** Start RECORDED INFORMATION **
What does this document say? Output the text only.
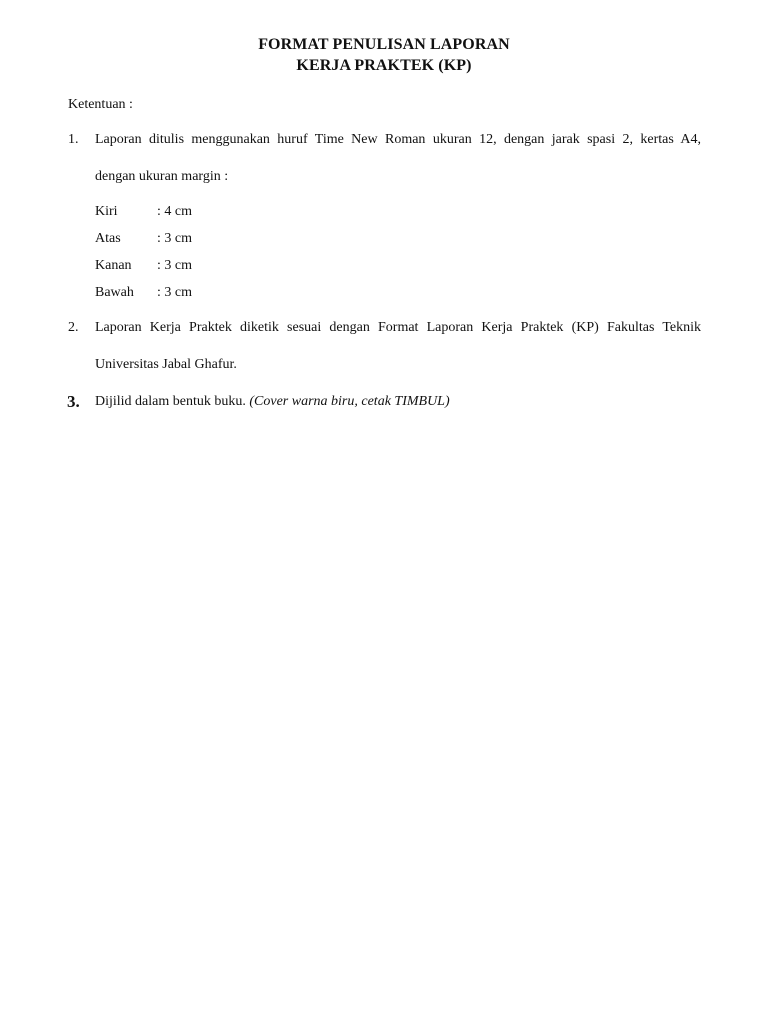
FORMAT PENULISAN LAPORAN
KERJA PRAKTEK (KP)
Ketentuan :
1. Laporan ditulis menggunakan huruf Time New Roman ukuran 12, dengan jarak spasi 2, kertas A4,
dengan ukuran margin :
Kiri	: 4 cm
Atas	: 3 cm
Kanan : 3 cm
Bawah : 3 cm
2. Laporan Kerja Praktek diketik sesuai dengan Format Laporan Kerja Praktek (KP) Fakultas Teknik
Universitas Jabal Ghafur.
3. Dijilid dalam bentuk buku. (Cover warna biru, cetak TIMBUL)
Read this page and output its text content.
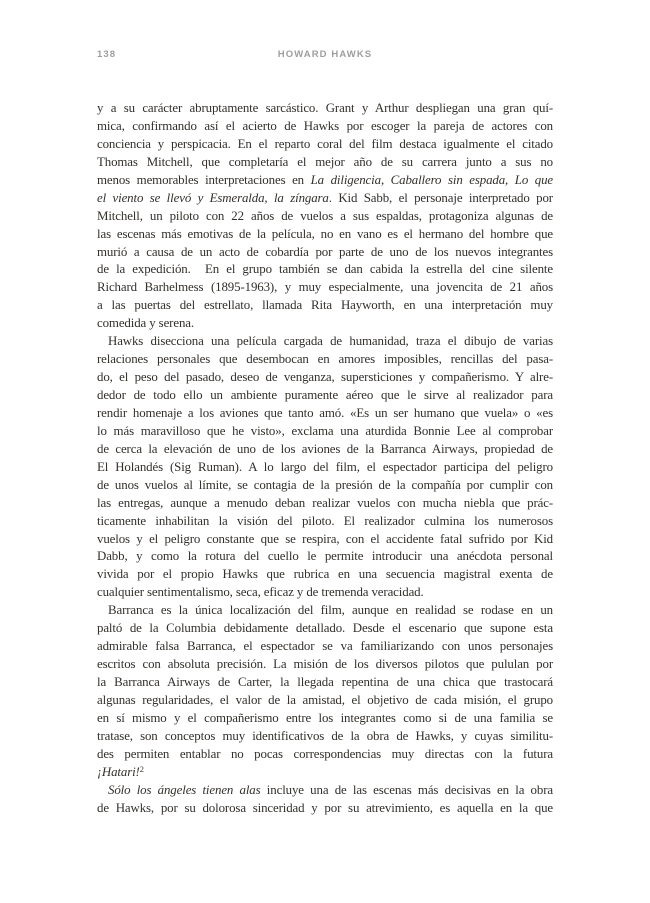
138	HOWARD HAWKS
y a su carácter abruptamente sarcástico. Grant y Arthur despliegan una gran quí-
mica, confirmando así el acierto de Hawks por escoger la pareja de actores con
conciencia y perspicacia. En el reparto coral del film destaca igualmente el citado
Thomas Mitchell, que completaría el mejor año de su carrera junto a sus no
menos memorables interpretaciones en La diligencia, Caballero sin espada, Lo que
el viento se llevó y Esmeralda, la zíngara. Kid Sabb, el personaje interpretado por
Mitchell, un piloto con 22 años de vuelos a sus espaldas, protagoniza algunas de
las escenas más emotivas de la película, no en vano es el hermano del hombre que
murió a causa de un acto de cobardía por parte de uno de los nuevos integrantes
de la expedición.  En el grupo también se dan cabida la estrella del cine silente
Richard Barhelmess (1895-1963), y muy especialmente, una jovencita de 21 años
a las puertas del estrellato, llamada Rita Hayworth, en una interpretación muy
comedida y serena.
Hawks disecciona una película cargada de humanidad, traza el dibujo de varias
relaciones personales que desembocan en amores imposibles, rencillas del pasa-
do, el peso del pasado, deseo de venganza, supersticiones y compañerismo. Y alre-
dedor de todo ello un ambiente puramente aéreo que le sirve al realizador para
rendir homenaje a los aviones que tanto amó. «Es un ser humano que vuela» o «es
lo más maravilloso que he visto», exclama una aturdida Bonnie Lee al comprobar
de cerca la elevación de uno de los aviones de la Barranca Airways, propiedad de
El Holandés (Sig Ruman). A lo largo del film, el espectador participa del peligro
de unos vuelos al límite, se contagia de la presión de la compañía por cumplir con
las entregas, aunque a menudo deban realizar vuelos con mucha niebla que prác-
ticamente inhabilitan la visión del piloto. El realizador culmina los numerosos
vuelos y el peligro constante que se respira, con el accidente fatal sufrido por Kid
Dabb, y como la rotura del cuello le permite introducir una anécdota personal
vivida por el propio Hawks que rubrica en una secuencia magistral exenta de
cualquier sentimentalismo, seca, eficaz y de tremenda veracidad.
Barranca es la única localización del film, aunque en realidad se rodase en un
paltó de la Columbia debidamente detallado. Desde el escenario que supone esta
admirable falsa Barranca, el espectador se va familiarizando con unos personajes
escritos con absoluta precisión. La misión de los diversos pilotos que pululan por
la Barranca Airways de Carter, la llegada repentina de una chica que trastocará
algunas regularidades, el valor de la amistad, el objetivo de cada misión, el grupo
en sí mismo y el compañerismo entre los integrantes como si de una familia se
tratase, son conceptos muy identificativos de la obra de Hawks, y cuyas similitu-
des permiten entablar no pocas correspondencias muy directas con la futura
¡Hatari!$^2$
Sólo los ángeles tienen alas incluye una de las escenas más decisivas en la obra
de Hawks, por su dolorosa sinceridad y por su atrevimiento, es aquella en la que
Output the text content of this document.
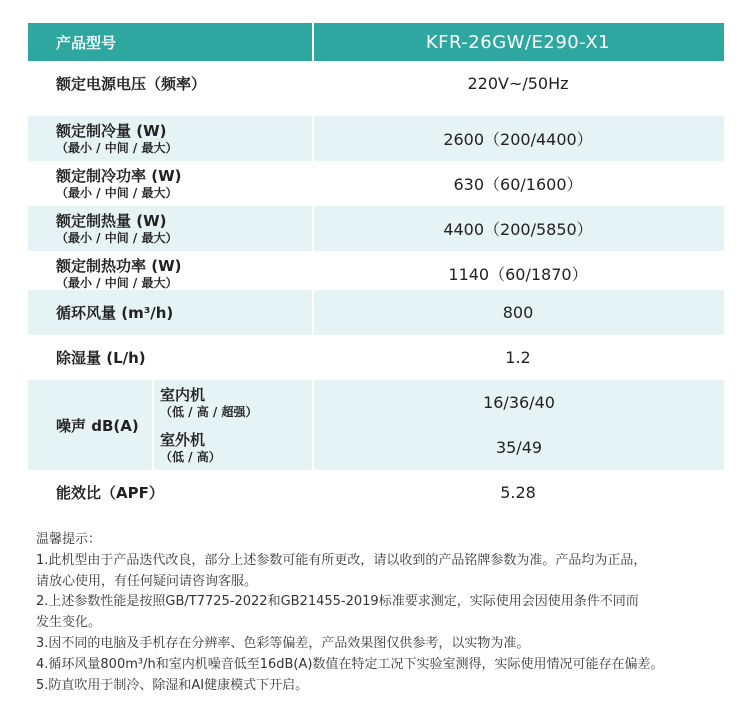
产品型号	KFR-26GW/E290-X1
额定电源电压（频率）	220V~/50Hz
额定制冷量 (W)
（最小 / 中间 / 最大）	2600（200/4400）
额定制冷功率 (W)
（最小 / 中间 / 最大）	630（60/1600）
额定制热量 (W)
（最小 / 中间 / 最大）	4400（200/5850）
额定制热功率 (W)
（最小 / 中间 / 最大）	1140（60/1870）
循环风量 (m³/h)	800
除湿量 (L/h)	1.2
噪声 dB(A)
室内机
（低 / 高 / 超强）	16/36/40
室外机
（低 / 高）	35/49
能效比（APF）	5.28
温馨提示：
1.此机型由于产品迭代改良，部分上述参数可能有所更改，请以收到的产品铭牌参数为准。产品均为正品，
请放心使用，有任何疑问请咨询客服。
2.上述参数性能是按照GB/T7725-2022和GB21455-2019标准要求测定，实际使用会因使用条件不同而
发生变化。
3.因不同的电脑及手机存在分辨率、色彩等偏差，产品效果图仅供参考，以实物为准。
4.循环风量800m³/h和室内机噪音低至16dB(A)数值在特定工况下实验室测得，实际使用情况可能存在偏差。
5.防直吹用于制冷、除湿和AI健康模式下开启。
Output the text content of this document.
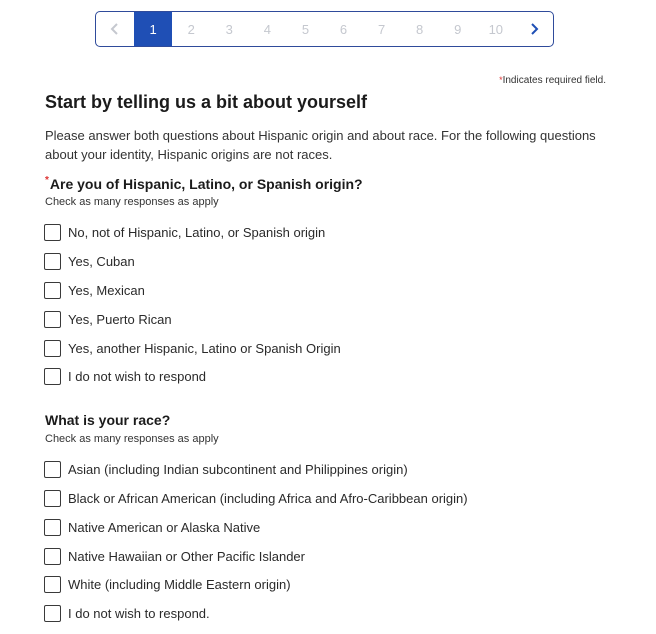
1	2	3	4	5	6	7	8	9	10
*Indicates required field.
Start by telling us a bit about yourself

Please answer both questions about Hispanic origin and about race. For the following questions about your identity, Hispanic origins are not races.

*Are you of Hispanic, Latino, or Spanish origin?

Check as many responses as apply

No, not of Hispanic, Latino, or Spanish origin
Yes, Cuban
Yes, Mexican
Yes, Puerto Rican
Yes, another Hispanic, Latino or Spanish Origin
I do not wish to respond

What is your race?

Check as many responses as apply

Asian (including Indian subcontinent and Philippines origin)
Black or African American (including Africa and Afro-Caribbean origin)
Native American or Alaska Native
Native Hawaiian or Other Pacific Islander
White (including Middle Eastern origin)
I do not wish to respond.
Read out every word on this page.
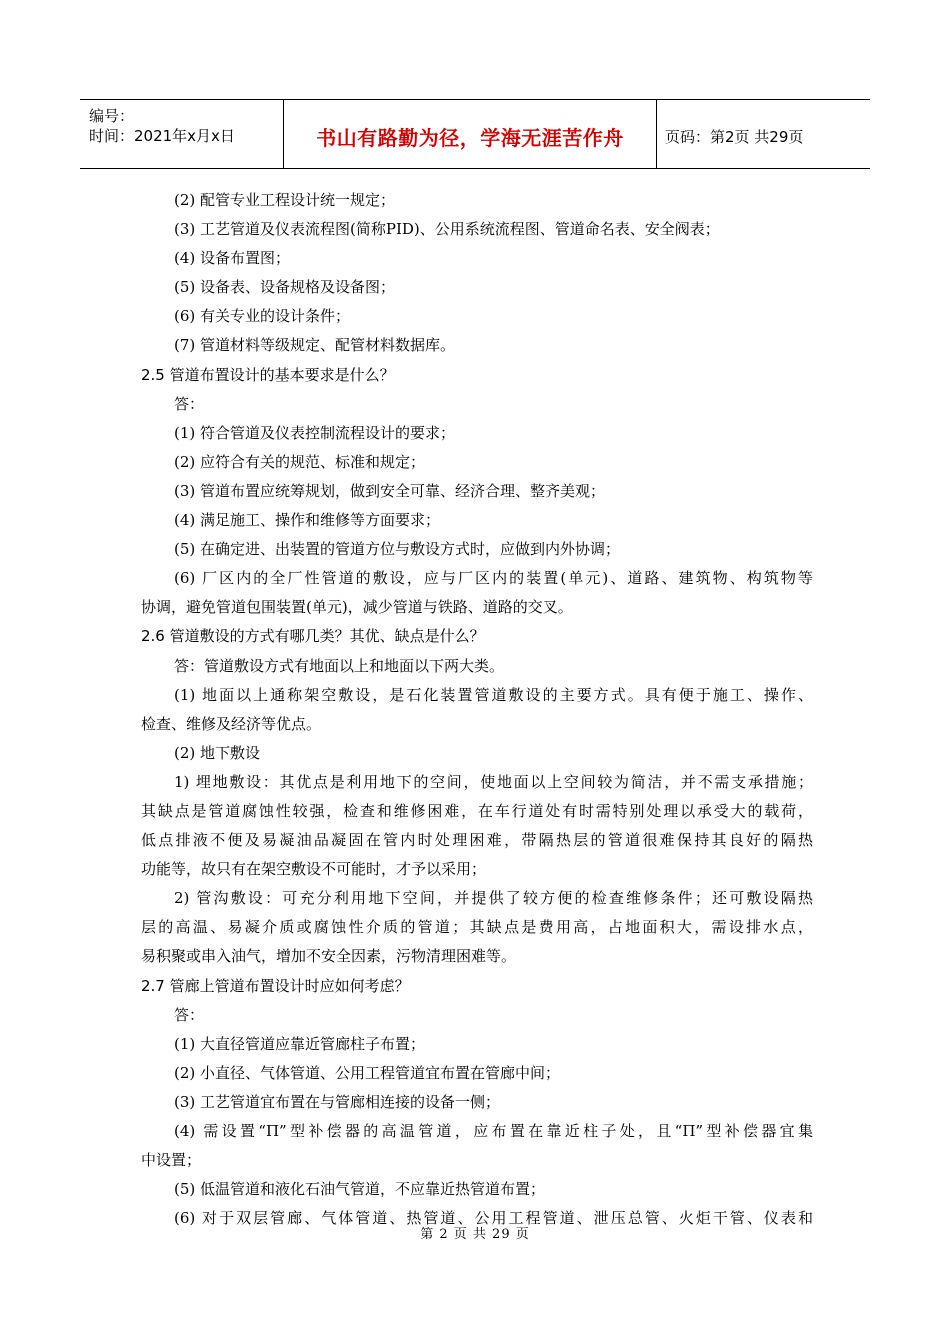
编号：
时间：2021年x月x日	书山有路勤为径，学海无涯苦作舟	页码：第2页 共29页
(2) 配管专业工程设计统一规定；
(3) 工艺管道及仪表流程图(简称PID)、公用系统流程图、管道命名表、安全阀表；
(4) 设备布置图；
(5) 设备表、设备规格及设备图；
(6) 有关专业的设计条件；
(7) 管道材料等级规定、配管材料数据库。
2.5 管道布置设计的基本要求是什么？
答：
(1) 符合管道及仪表控制流程设计的要求；
(2) 应符合有关的规范、标准和规定；
(3) 管道布置应统筹规划，做到安全可靠、经济合理、整齐美观；
(4) 满足施工、操作和维修等方面要求；
(5) 在确定进、出装置的管道方位与敷设方式时，应做到内外协调；
(6) 厂区内的全厂性管道的敷设，应与厂区内的装置(单元)、道路、建筑物、构筑物等
协调，避免管道包围装置(单元)，减少管道与铁路、道路的交叉。
2.6 管道敷设的方式有哪几类？其优、缺点是什么？
答：管道敷设方式有地面以上和地面以下两大类。
(1) 地面以上通称架空敷设，是石化装置管道敷设的主要方式。具有便于施工、操作、
检查、维修及经济等优点。
(2) 地下敷设
1) 埋地敷设：其优点是利用地下的空间，使地面以上空间较为简洁，并不需支承措施；
其缺点是管道腐蚀性较强，检查和维修困难，在车行道处有时需特别处理以承受大的载荷，
低点排液不便及易凝油品凝固在管内时处理困难，带隔热层的管道很难保持其良好的隔热
功能等，故只有在架空敷设不可能时，才予以采用；
2) 管沟敷设：可充分利用地下空间，并提供了较方便的检查维修条件；还可敷设隔热
层的高温、易凝介质或腐蚀性介质的管道；其缺点是费用高，占地面积大，需设排水点，
易积聚或串入油气，增加不安全因素，污物清理困难等。
2.7 管廊上管道布置设计时应如何考虑？
答：
(1) 大直径管道应靠近管廊柱子布置；
(2) 小直径、气体管道、公用工程管道宜布置在管廊中间；
(3) 工艺管道宜布置在与管廊相连接的设备一侧；
(4) 需设置“Π”型补偿器的高温管道，应布置在靠近柱子处，且“Π”型补偿器宜集
中设置；
(5) 低温管道和液化石油气管道，不应靠近热管道布置；
(6) 对于双层管廊、气体管道、热管道、公用工程管道、泄压总管、火炬干管、仪表和
第 2 页 共 29 页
** End RECORDED INFORMATION **
**WHAT THE TASK REQUIRES:** Using the entries above, return each line in which the word "Spanish" occurs.

**OUTPUT:**
*Are you of Hispanic, Latino, or Spanish origin?
No, not of Hispanic, Latino, or Spanish origin
Yes, another Hispanic, Latino or Spanish Origin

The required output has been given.